Reproduce the listing below exactly. Pictures do not belong in the copy.

** Start **

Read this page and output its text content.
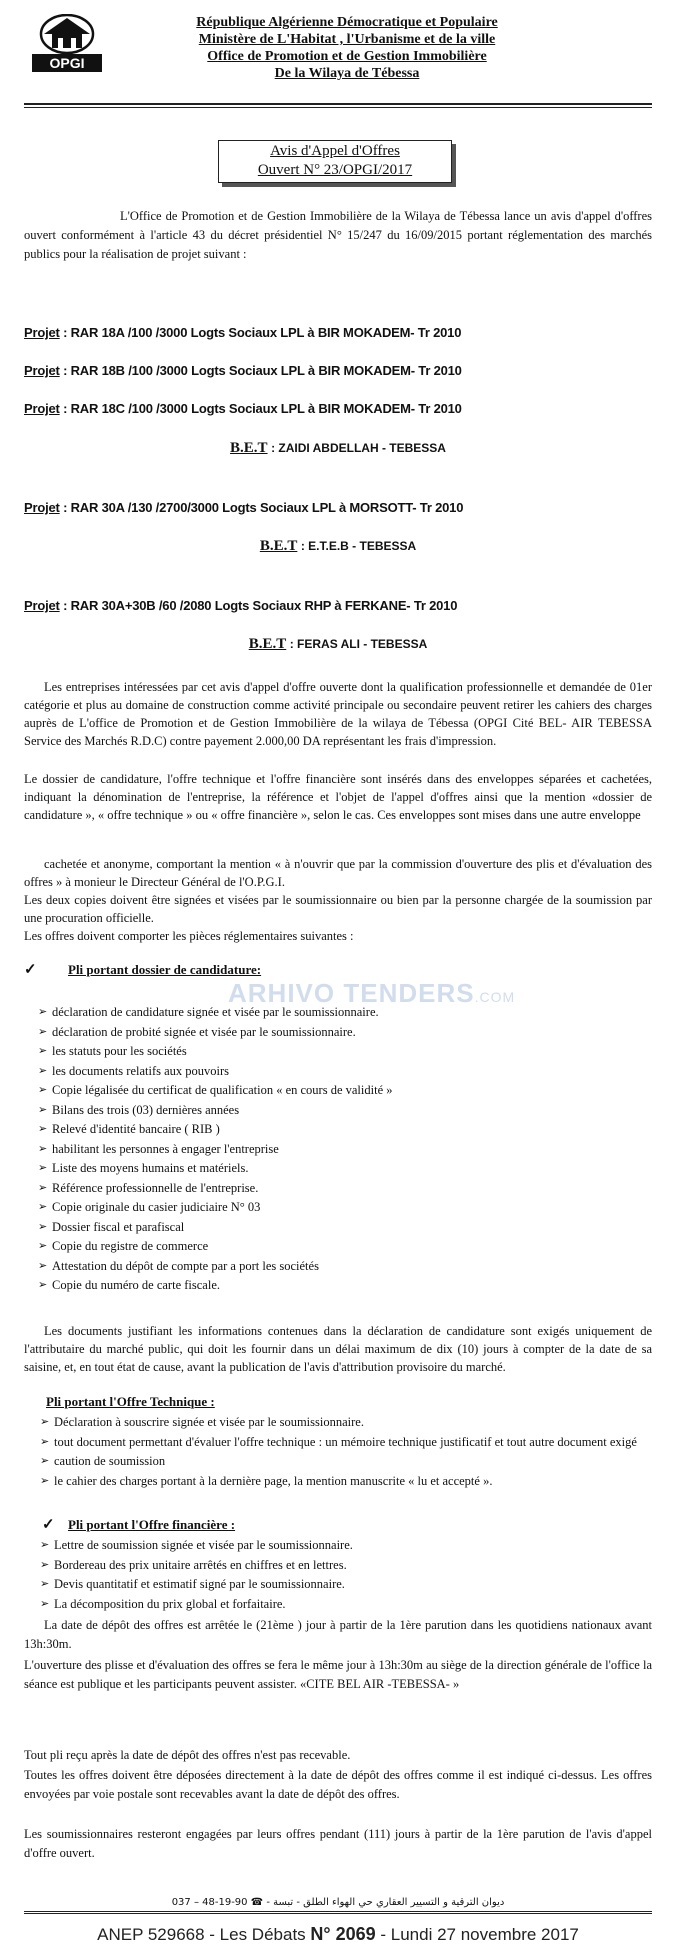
OPGI
République Algérienne Démocratique et Populaire
Ministère de L'Habitat , l'Urbanisme et de la ville
Office de Promotion et de Gestion Immobilière
De la Wilaya de Tébessa
Avis d'Appel d'Offres
Ouvert N° 23/OPGI/2017
L'Office de Promotion et de Gestion Immobilière de la Wilaya de Tébessa lance un avis d'appel d'offres ouvert conformément à l'article 43 du décret présidentiel N° 15/247 du 16/09/2015 portant réglementation des marchés publics pour la réalisation de projet suivant :
Projet : RAR 18A /100 /3000 Logts Sociaux LPL à BIR MOKADEM- Tr 2010
Projet : RAR 18B /100 /3000 Logts Sociaux LPL à BIR MOKADEM- Tr 2010
Projet : RAR 18C /100 /3000 Logts Sociaux LPL à BIR MOKADEM- Tr 2010
B.E.T : ZAIDI ABDELLAH - TEBESSA
Projet : RAR 30A /130 /2700/3000 Logts Sociaux LPL à MORSOTT- Tr 2010
B.E.T : E.T.E.B - TEBESSA
Projet : RAR 30A+30B /60 /2080 Logts Sociaux RHP à FERKANE- Tr 2010
B.E.T : FERAS ALI - TEBESSA
Les entreprises intéressées par cet avis d'appel d'offre ouverte dont la qualification professionnelle et demandée de 01er catégorie et plus au domaine de construction comme activité principale ou secondaire peuvent retirer les cahiers des charges auprès de L'office de Promotion et de Gestion Immobilière de la wilaya de Tébessa (OPGI Cité BEL- AIR TEBESSA Service des Marchés R.D.C) contre payement 2.000,00 DA représentant les frais d'impression.
Le dossier de candidature, l'offre technique et l'offre financière sont insérés dans des enveloppes séparées et cachetées, indiquant la dénomination de l'entreprise, la référence et l'objet de l'appel d'offres ainsi que la mention «dossier de candidature », « offre technique » ou « offre financière », selon le cas. Ces enveloppes sont mises dans une autre enveloppe
cachetée et anonyme, comportant la mention « à n'ouvrir que par la commission d'ouverture des plis et d'évaluation des offres » à monieur le Directeur Général de l'O.P.G.I.
Les deux copies doivent être signées et visées par le soumissionnaire ou bien par la personne chargée de la soumission par une procuration officielle.
Les offres doivent comporter les pièces réglementaires suivantes :
ARHIVO TENDERS.COM
✓ Pli portant dossier de candidature:
➢ déclaration de candidature signée et visée par le soumissionnaire.
➢ déclaration de probité signée et visée par le soumissionnaire.
➢ les statuts pour les sociétés
➢ les documents relatifs aux pouvoirs
➢ Copie légalisée du certificat de qualification « en cours de validité »
➢ Bilans des trois (03) dernières années
➢ Relevé d'identité bancaire ( RIB )
➢ habilitant les personnes à engager l'entreprise
➢ Liste des moyens humains et matériels.
➢ Référence professionnelle de l'entreprise.
➢ Copie originale du casier judiciaire N° 03
➢ Dossier fiscal et parafiscal
➢ Copie du registre de commerce
➢ Attestation du dépôt de compte par a port les sociétés
➢ Copie du numéro de carte fiscale.
Les documents justifiant les informations contenues dans la déclaration de candidature sont exigés uniquement de l'attributaire du marché public, qui doit les fournir dans un délai maximum de dix (10) jours à compter de la date de sa saisine, et, en tout état de cause, avant la publication de l'avis d'attribution provisoire du marché.
Pli portant l'Offre Technique :
➢ Déclaration à souscrire signée et visée par le soumissionnaire.
➢ tout document permettant d'évaluer l'offre technique : un mémoire technique justificatif et tout autre document exigé
➢ caution de soumission
➢ le cahier des charges portant à la dernière page, la mention manuscrite « lu et accepté ».
✓ Pli portant l'Offre financière :
➢ Lettre de soumission signée et visée par le soumissionnaire.
➢ Bordereau des prix unitaire arrêtés en chiffres et en lettres.
➢ Devis quantitatif et estimatif signé par le soumissionnaire.
➢ La décomposition du prix global et forfaitaire.
La date de dépôt des offres est arrêtée le (21ème ) jour à partir de la 1ère parution dans les quotidiens nationaux avant 13h:30m.
L'ouverture des plisse et d'évaluation des offres se fera le même jour à 13h:30m au siège de la direction générale de l'office la séance est publique et les participants peuvent assister. «CITE BEL AIR -TEBESSA- »
Tout pli reçu après la date de dépôt des offres n'est pas recevable.
Toutes les offres doivent être déposées directement à la date de dépôt des offres comme il est indiqué ci-dessus. Les offres envoyées par voie postale sont recevables avant la date de dépôt des offres.
Les soumissionnaires resteront engagées par leurs offres pendant (111) jours à partir de la 1ère parution de l'avis d'appel d'offre ouvert.
037 – 48-19-90 ☎ - ديوان الترقية و التسيير العقاري حي الهواء الطلق - تبسة
ANEP 529668 - Les Débats N° 2069 - Lundi 27 novembre 2017
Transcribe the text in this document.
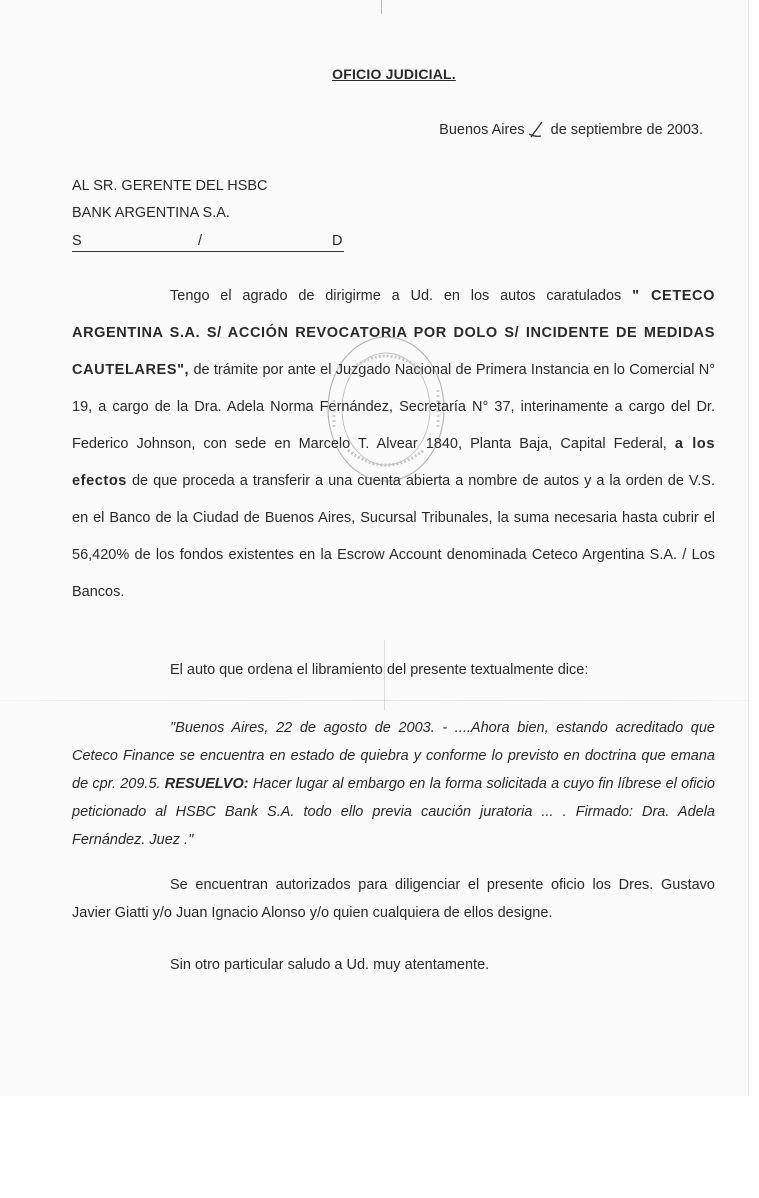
OFICIO JUDICIAL.
Buenos Aires de septiembre de 2003.
AL SR. GERENTE DEL HSBC
BANK ARGENTINA S.A.
S	/	D
Tengo el agrado de dirigirme a Ud. en los autos caratulados " CETECO ARGENTINA S.A. S/ ACCIÓN REVOCATORIA POR DOLO S/ INCIDENTE DE MEDIDAS CAUTELARES", de trámite por ante el Juzgado Nacional de Primera Instancia en lo Comercial N° 19, a cargo de la Dra. Adela Norma Fernández, Secretaría N° 37, interinamente a cargo del Dr. Federico Johnson, con sede en Marcelo T. Alvear 1840, Planta Baja, Capital Federal, a los efectos de que proceda a transferir a una cuenta abierta a nombre de autos y a la orden de V.S. en el Banco de la Ciudad de Buenos Aires, Sucursal Tribunales, la suma necesaria hasta cubrir el 56,420% de los fondos existentes en la Escrow Account denominada Ceteco Argentina S.A. / Los Bancos.
El auto que ordena el libramiento del presente textualmente dice:
"Buenos Aires, 22 de agosto de 2003. - ....Ahora bien, estando acreditado que Ceteco Finance se encuentra en estado de quiebra y conforme lo previsto en doctrina que emana de cpr. 209.5. RESUELVO: Hacer lugar al embargo en la forma solicitada a cuyo fin líbrese el oficio peticionado al HSBC Bank S.A. todo ello previa caución juratoria ... . Firmado: Dra. Adela Fernández. Juez ."
Se encuentran autorizados para diligenciar el presente oficio los Dres. Gustavo Javier Giatti y/o Juan Ignacio Alonso y/o quien cualquiera de ellos designe.
Sin otro particular saludo a Ud. muy atentamente.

** End **

Complete response:
Read this page and output its text content.
OPGI
République Algérienne Démocratique et Populaire
Ministère de L'Habitat , l'Urbanisme et de la ville
Office de Promotion et de Gestion Immobilière
De la Wilaya de Tébessa
Avis d'Appel d'Offres
Ouvert N° 23/OPGI/2017
L'Office de Promotion et de Gestion Immobilière de la Wilaya de Tébessa lance un avis d'appel d'offres ouvert conformément à l'article 43 du décret présidentiel N° 15/247 du 16/09/2015 portant réglementation des marchés publics pour la réalisation de projet suivant :
Projet : RAR 18A /100 /3000 Logts Sociaux LPL à BIR MOKADEM- Tr 2010
Projet : RAR 18B /100 /3000 Logts Sociaux LPL à BIR MOKADEM- Tr 2010
Projet : RAR 18C /100 /3000 Logts Sociaux LPL à BIR MOKADEM- Tr 2010
B.E.T : ZAIDI ABDELLAH - TEBESSA
Projet : RAR 30A /130 /2700/3000 Logts Sociaux LPL à MORSOTT- Tr 2010
B.E.T : E.T.E.B - TEBESSA
Projet : RAR 30A+30B /60 /2080 Logts Sociaux RHP à FERKANE- Tr 2010
B.E.T : FERAS ALI - TEBESSA
Les entreprises intéressées par cet avis d'appel d'offre ouverte dont la qualification professionnelle et demandée de 01er catégorie et plus au domaine de construction comme activité principale ou secondaire peuvent retirer les cahiers des charges auprès de L'office de Promotion et de Gestion Immobilière de la wilaya de Tébessa (OPGI Cité BEL- AIR TEBESSA Service des Marchés R.D.C) contre payement 2.000,00 DA représentant les frais d'impression.
Le dossier de candidature, l'offre technique et l'offre financière sont insérés dans des enveloppes séparées et cachetées, indiquant la dénomination de l'entreprise, la référence et l'objet de l'appel d'offres ainsi que la mention «dossier de candidature », « offre technique » ou « offre financière », selon le cas. Ces enveloppes sont mises dans une autre enveloppe
cachetée et anonyme, comportant la mention « à n'ouvrir que par la commission d'ouverture des plis et d'évaluation des offres » à monieur le Directeur Général de l'O.P.G.I.
Les deux copies doivent être signées et visées par le soumissionnaire ou bien par la personne chargée de la soumission par une procuration officielle.
Les offres doivent comporter les pièces réglementaires suivantes :
ARHIVO TENDERS.COM
✓ Pli portant dossier de candidature:
➢ déclaration de candidature signée et visée par le soumissionnaire.
➢ déclaration de probité signée et visée par le soumissionnaire.
➢ les statuts pour les sociétés
➢ les documents relatifs aux pouvoirs
➢ Copie légalisée du certificat de qualification « en cours de validité »
➢ Bilans des trois (03) dernières années
➢ Relevé d'identité bancaire ( RIB )
➢ habilitant les personnes à engager l'entreprise
➢ Liste des moyens humains et matériels.
➢ Référence professionnelle de l'entreprise.
➢ Copie originale du casier judiciaire N° 03
➢ Dossier fiscal et parafiscal
➢ Copie du registre de commerce
➢ Attestation du dépôt de compte par a port les sociétés
➢ Copie du numéro de carte fiscale.
Les documents justifiant les informations contenues dans la déclaration de candidature sont exigés uniquement de l'attributaire du marché public, qui doit les fournir dans un délai maximum de dix (10) jours à compter de la date de sa saisine, et, en tout état de cause, avant la publication de l'avis d'attribution provisoire du marché.
Pli portant l'Offre Technique :
➢ Déclaration à souscrire signée et visée par le soumissionnaire.
➢ tout document permettant d'évaluer l'offre technique : un mémoire technique justificatif et tout autre document exigé
➢ caution de soumission
➢ le cahier des charges portant à la dernière page, la mention manuscrite « lu et accepté ».
✓ Pli portant l'Offre financière :
➢ Lettre de soumission signée et visée par le soumissionnaire.
➢ Bordereau des prix unitaire arrêtés en chiffres et en lettres.
➢ Devis quantitatif et estimatif signé par le soumissionnaire.
➢ La décomposition du prix global et forfaitaire.
La date de dépôt des offres est arrêtée le (21ème ) jour à partir de la 1ère parution dans les quotidiens nationaux avant 13h:30m.
L'ouverture des plisse et d'évaluation des offres se fera le même jour à 13h:30m au siège de la direction générale de l'office la séance est publique et les participants peuvent assister. «CITE BEL AIR -TEBESSA- »
Tout pli reçu après la date de dépôt des offres n'est pas recevable.
Toutes les offres doivent être déposées directement à la date de dépôt des offres comme il est indiqué ci-dessus. Les offres envoyées par voie postale sont recevables avant la date de dépôt des offres.
Les soumissionnaires resteront engagées par leurs offres pendant (111) jours à partir de la 1ère parution de l'avis d'appel d'offre ouvert.
037 – 48-19-90 ☎ - ديوان الترقية و التسيير العقاري حي الهواء الطلق - تبسة
ANEP 529668 - Les Débats N° 2069 - Lundi 27 novembre 2017
Transcribe the text in this document.
OFICIO JUDICIAL.
Buenos Aires de septiembre de 2003.
AL SR. GERENTE DEL HSBC
BANK ARGENTINA S.A.
S	/	D
Tengo el agrado de dirigirme a Ud. en los autos caratulados " CETECO ARGENTINA S.A. S/ ACCIÓN REVOCATORIA POR DOLO S/ INCIDENTE DE MEDIDAS CAUTELARES", de trámite por ante el Juzgado Nacional de Primera Instancia en lo Comercial N° 19, a cargo de la Dra. Adela Norma Fernández, Secretaría N° 37, interinamente a cargo del Dr. Federico Johnson, con sede en Marcelo T. Alvear 1840, Planta Baja, Capital Federal, a los efectos de que proceda a transferir a una cuenta abierta a nombre de autos y a la orden de V.S. en el Banco de la Ciudad de Buenos Aires, Sucursal Tribunales, la suma necesaria hasta cubrir el 56,420% de los fondos existentes en la Escrow Account denominada Ceteco Argentina S.A. / Los Bancos.
El auto que ordena el libramiento del presente textualmente dice:
"Buenos Aires, 22 de agosto de 2003. - ....Ahora bien, estando acreditado que Ceteco Finance se encuentra en estado de quiebra y conforme lo previsto en doctrina que emana de cpr. 209.5. RESUELVO: Hacer lugar al embargo en la forma solicitada a cuyo fin líbrese el oficio peticionado al HSBC Bank S.A. todo ello previa caución juratoria ... . Firmado: Dra. Adela Fernández. Juez ."
Se encuentran autorizados para diligenciar el presente oficio los Dres. Gustavo Javier Giatti y/o Juan Ignacio Alonso y/o quien cualquiera de ellos designe.
Sin otro particular saludo a Ud. muy atentamente.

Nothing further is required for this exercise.